-- Exercise prompt --
Would you write out the listing verbatim and skip every picture in it?

-- Working data --

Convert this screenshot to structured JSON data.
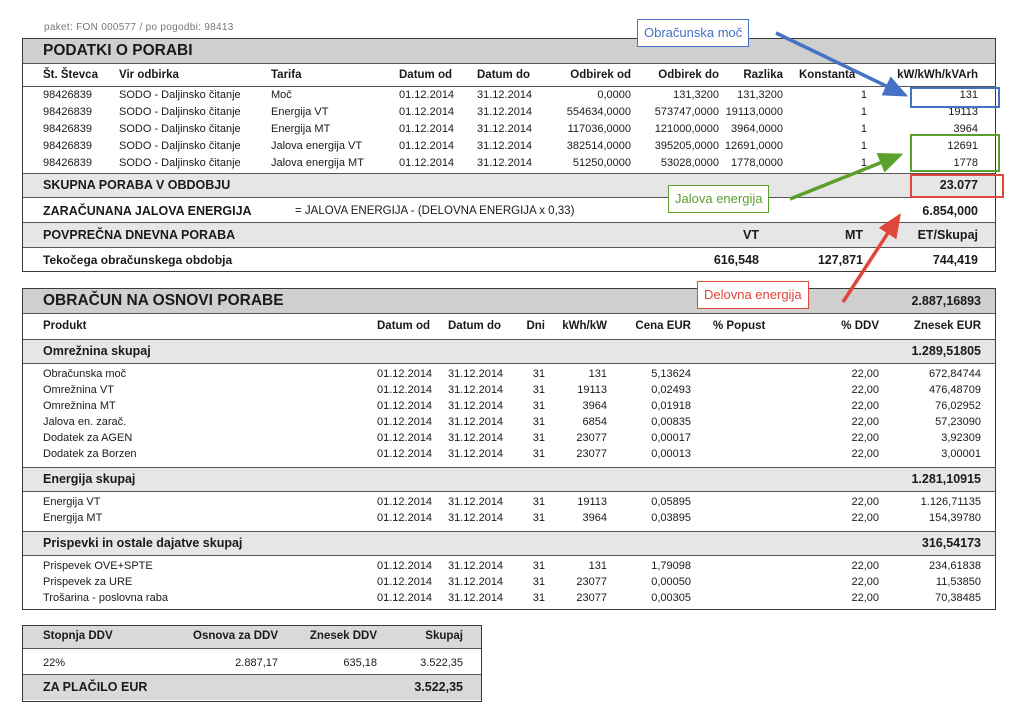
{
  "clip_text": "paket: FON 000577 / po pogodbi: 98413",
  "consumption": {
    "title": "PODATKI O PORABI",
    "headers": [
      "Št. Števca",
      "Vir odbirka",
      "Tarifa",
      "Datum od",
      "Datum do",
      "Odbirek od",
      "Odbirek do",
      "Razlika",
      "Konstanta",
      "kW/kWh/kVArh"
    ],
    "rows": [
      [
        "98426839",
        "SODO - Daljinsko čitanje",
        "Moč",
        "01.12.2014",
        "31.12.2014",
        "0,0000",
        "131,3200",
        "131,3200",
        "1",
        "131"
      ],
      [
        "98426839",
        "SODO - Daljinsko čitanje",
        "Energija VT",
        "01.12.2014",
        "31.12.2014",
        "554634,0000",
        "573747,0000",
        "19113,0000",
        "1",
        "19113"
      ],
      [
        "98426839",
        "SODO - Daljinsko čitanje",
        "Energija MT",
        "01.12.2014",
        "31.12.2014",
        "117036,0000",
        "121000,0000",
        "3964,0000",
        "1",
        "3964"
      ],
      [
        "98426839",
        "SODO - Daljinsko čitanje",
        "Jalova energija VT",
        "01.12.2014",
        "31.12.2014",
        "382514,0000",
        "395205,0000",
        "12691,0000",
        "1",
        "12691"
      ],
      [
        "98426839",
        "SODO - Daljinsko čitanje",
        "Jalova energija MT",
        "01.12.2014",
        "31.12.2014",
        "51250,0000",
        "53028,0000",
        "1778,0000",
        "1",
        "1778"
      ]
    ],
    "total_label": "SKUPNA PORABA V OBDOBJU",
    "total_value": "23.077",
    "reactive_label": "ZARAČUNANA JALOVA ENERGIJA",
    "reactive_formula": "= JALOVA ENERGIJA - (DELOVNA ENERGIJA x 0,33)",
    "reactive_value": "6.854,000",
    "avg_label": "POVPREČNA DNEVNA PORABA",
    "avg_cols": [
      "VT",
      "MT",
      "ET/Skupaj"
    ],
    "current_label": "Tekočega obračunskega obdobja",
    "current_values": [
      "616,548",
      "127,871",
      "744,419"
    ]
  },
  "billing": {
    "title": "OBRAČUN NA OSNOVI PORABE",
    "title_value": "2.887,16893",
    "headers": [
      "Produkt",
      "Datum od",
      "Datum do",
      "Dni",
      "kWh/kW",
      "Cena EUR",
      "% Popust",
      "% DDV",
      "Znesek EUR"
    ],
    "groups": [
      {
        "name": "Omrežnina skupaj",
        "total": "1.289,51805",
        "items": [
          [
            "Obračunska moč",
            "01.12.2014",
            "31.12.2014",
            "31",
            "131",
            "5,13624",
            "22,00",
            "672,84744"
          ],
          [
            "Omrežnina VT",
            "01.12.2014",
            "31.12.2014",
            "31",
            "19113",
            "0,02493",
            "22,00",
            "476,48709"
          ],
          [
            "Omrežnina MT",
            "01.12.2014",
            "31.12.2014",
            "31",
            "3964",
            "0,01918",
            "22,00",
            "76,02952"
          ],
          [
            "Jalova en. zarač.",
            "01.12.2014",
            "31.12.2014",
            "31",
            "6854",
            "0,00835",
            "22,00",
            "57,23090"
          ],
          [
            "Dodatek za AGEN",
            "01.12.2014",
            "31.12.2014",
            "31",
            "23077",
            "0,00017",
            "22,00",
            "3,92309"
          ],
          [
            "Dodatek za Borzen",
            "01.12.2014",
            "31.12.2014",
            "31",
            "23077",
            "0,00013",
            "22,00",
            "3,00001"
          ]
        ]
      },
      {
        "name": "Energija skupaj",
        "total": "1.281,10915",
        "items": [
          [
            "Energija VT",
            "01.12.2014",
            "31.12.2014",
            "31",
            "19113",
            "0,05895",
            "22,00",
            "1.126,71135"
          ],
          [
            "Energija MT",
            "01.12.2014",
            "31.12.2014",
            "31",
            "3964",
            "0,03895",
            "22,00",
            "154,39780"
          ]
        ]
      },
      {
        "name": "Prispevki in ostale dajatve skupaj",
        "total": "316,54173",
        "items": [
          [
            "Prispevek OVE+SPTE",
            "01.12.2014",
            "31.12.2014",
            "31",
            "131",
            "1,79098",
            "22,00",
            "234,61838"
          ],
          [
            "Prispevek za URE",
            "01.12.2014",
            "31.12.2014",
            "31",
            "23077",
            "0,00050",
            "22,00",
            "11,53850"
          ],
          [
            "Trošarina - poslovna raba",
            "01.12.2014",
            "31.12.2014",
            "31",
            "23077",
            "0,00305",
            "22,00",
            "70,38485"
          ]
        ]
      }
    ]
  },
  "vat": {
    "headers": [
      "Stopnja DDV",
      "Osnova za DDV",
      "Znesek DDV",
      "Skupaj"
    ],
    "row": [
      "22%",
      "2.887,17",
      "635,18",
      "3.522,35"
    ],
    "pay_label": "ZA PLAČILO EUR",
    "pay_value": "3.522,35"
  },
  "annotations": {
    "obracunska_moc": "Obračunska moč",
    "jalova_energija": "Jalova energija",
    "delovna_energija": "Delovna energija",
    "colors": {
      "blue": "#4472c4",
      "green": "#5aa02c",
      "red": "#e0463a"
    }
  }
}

-- Solution for this exercise --
Convert this screenshot to structured JSON data.
{
  "clip_text": "paket: FON 000577 / po pogodbi: 98413",
  "consumption": {
    "title": "PODATKI O PORABI",
    "headers": [
      "Št. Števca",
      "Vir odbirka",
      "Tarifa",
      "Datum od",
      "Datum do",
      "Odbirek od",
      "Odbirek do",
      "Razlika",
      "Konstanta",
      "kW/kWh/kVArh"
    ],
    "rows": [
      [
        "98426839",
        "SODO - Daljinsko čitanje",
        "Moč",
        "01.12.2014",
        "31.12.2014",
        "0,0000",
        "131,3200",
        "131,3200",
        "1",
        "131"
      ],
      [
        "98426839",
        "SODO - Daljinsko čitanje",
        "Energija VT",
        "01.12.2014",
        "31.12.2014",
        "554634,0000",
        "573747,0000",
        "19113,0000",
        "1",
        "19113"
      ],
      [
        "98426839",
        "SODO - Daljinsko čitanje",
        "Energija MT",
        "01.12.2014",
        "31.12.2014",
        "117036,0000",
        "121000,0000",
        "3964,0000",
        "1",
        "3964"
      ],
      [
        "98426839",
        "SODO - Daljinsko čitanje",
        "Jalova energija VT",
        "01.12.2014",
        "31.12.2014",
        "382514,0000",
        "395205,0000",
        "12691,0000",
        "1",
        "12691"
      ],
      [
        "98426839",
        "SODO - Daljinsko čitanje",
        "Jalova energija MT",
        "01.12.2014",
        "31.12.2014",
        "51250,0000",
        "53028,0000",
        "1778,0000",
        "1",
        "1778"
      ]
    ],
    "total_label": "SKUPNA PORABA V OBDOBJU",
    "total_value": "23.077",
    "reactive_label": "ZARAČUNANA JALOVA ENERGIJA",
    "reactive_formula": "= JALOVA ENERGIJA - (DELOVNA ENERGIJA x 0,33)",
    "reactive_value": "6.854,000",
    "avg_label": "POVPREČNA DNEVNA PORABA",
    "avg_cols": [
      "VT",
      "MT",
      "ET/Skupaj"
    ],
    "current_label": "Tekočega obračunskega obdobja",
    "current_values": [
      "616,548",
      "127,871",
      "744,419"
    ]
  },
  "billing": {
    "title": "OBRAČUN NA OSNOVI PORABE",
    "title_value": "2.887,16893",
    "headers": [
      "Produkt",
      "Datum od",
      "Datum do",
      "Dni",
      "kWh/kW",
      "Cena EUR",
      "% Popust",
      "% DDV",
      "Znesek EUR"
    ],
    "groups": [
      {
        "name": "Omrežnina skupaj",
        "total": "1.289,51805",
        "items": [
          [
            "Obračunska moč",
            "01.12.2014",
            "31.12.2014",
            "31",
            "131",
            "5,13624",
            "22,00",
            "672,84744"
          ],
          [
            "Omrežnina VT",
            "01.12.2014",
            "31.12.2014",
            "31",
            "19113",
            "0,02493",
            "22,00",
            "476,48709"
          ],
          [
            "Omrežnina MT",
            "01.12.2014",
            "31.12.2014",
            "31",
            "3964",
            "0,01918",
            "22,00",
            "76,02952"
          ],
          [
            "Jalova en. zarač.",
            "01.12.2014",
            "31.12.2014",
            "31",
            "6854",
            "0,00835",
            "22,00",
            "57,23090"
          ],
          [
            "Dodatek za AGEN",
            "01.12.2014",
            "31.12.2014",
            "31",
            "23077",
            "0,00017",
            "22,00",
            "3,92309"
          ],
          [
            "Dodatek za Borzen",
            "01.12.2014",
            "31.12.2014",
            "31",
            "23077",
            "0,00013",
            "22,00",
            "3,00001"
          ]
        ]
      },
      {
        "name": "Energija skupaj",
        "total": "1.281,10915",
        "items": [
          [
            "Energija VT",
            "01.12.2014",
            "31.12.2014",
            "31",
            "19113",
            "0,05895",
            "22,00",
            "1.126,71135"
          ],
          [
            "Energija MT",
            "01.12.2014",
            "31.12.2014",
            "31",
            "3964",
            "0,03895",
            "22,00",
            "154,39780"
          ]
        ]
      },
      {
        "name": "Prispevki in ostale dajatve skupaj",
        "total": "316,54173",
        "items": [
          [
            "Prispevek OVE+SPTE",
            "01.12.2014",
            "31.12.2014",
            "31",
            "131",
            "1,79098",
            "22,00",
            "234,61838"
          ],
          [
            "Prispevek za URE",
            "01.12.2014",
            "31.12.2014",
            "31",
            "23077",
            "0,00050",
            "22,00",
            "11,53850"
          ],
          [
            "Trošarina - poslovna raba",
            "01.12.2014",
            "31.12.2014",
            "31",
            "23077",
            "0,00305",
            "22,00",
            "70,38485"
          ]
        ]
      }
    ]
  },
  "vat": {
    "headers": [
      "Stopnja DDV",
      "Osnova za DDV",
      "Znesek DDV",
      "Skupaj"
    ],
    "row": [
      "22%",
      "2.887,17",
      "635,18",
      "3.522,35"
    ],
    "pay_label": "ZA PLAČILO EUR",
    "pay_value": "3.522,35"
  },
  "annotations": {
    "obracunska_moc": "Obračunska moč",
    "jalova_energija": "Jalova energija",
    "delovna_energija": "Delovna energija",
    "colors": {
      "blue": "#4472c4",
      "green": "#5aa02c",
      "red": "#e0463a"
    }
  }
}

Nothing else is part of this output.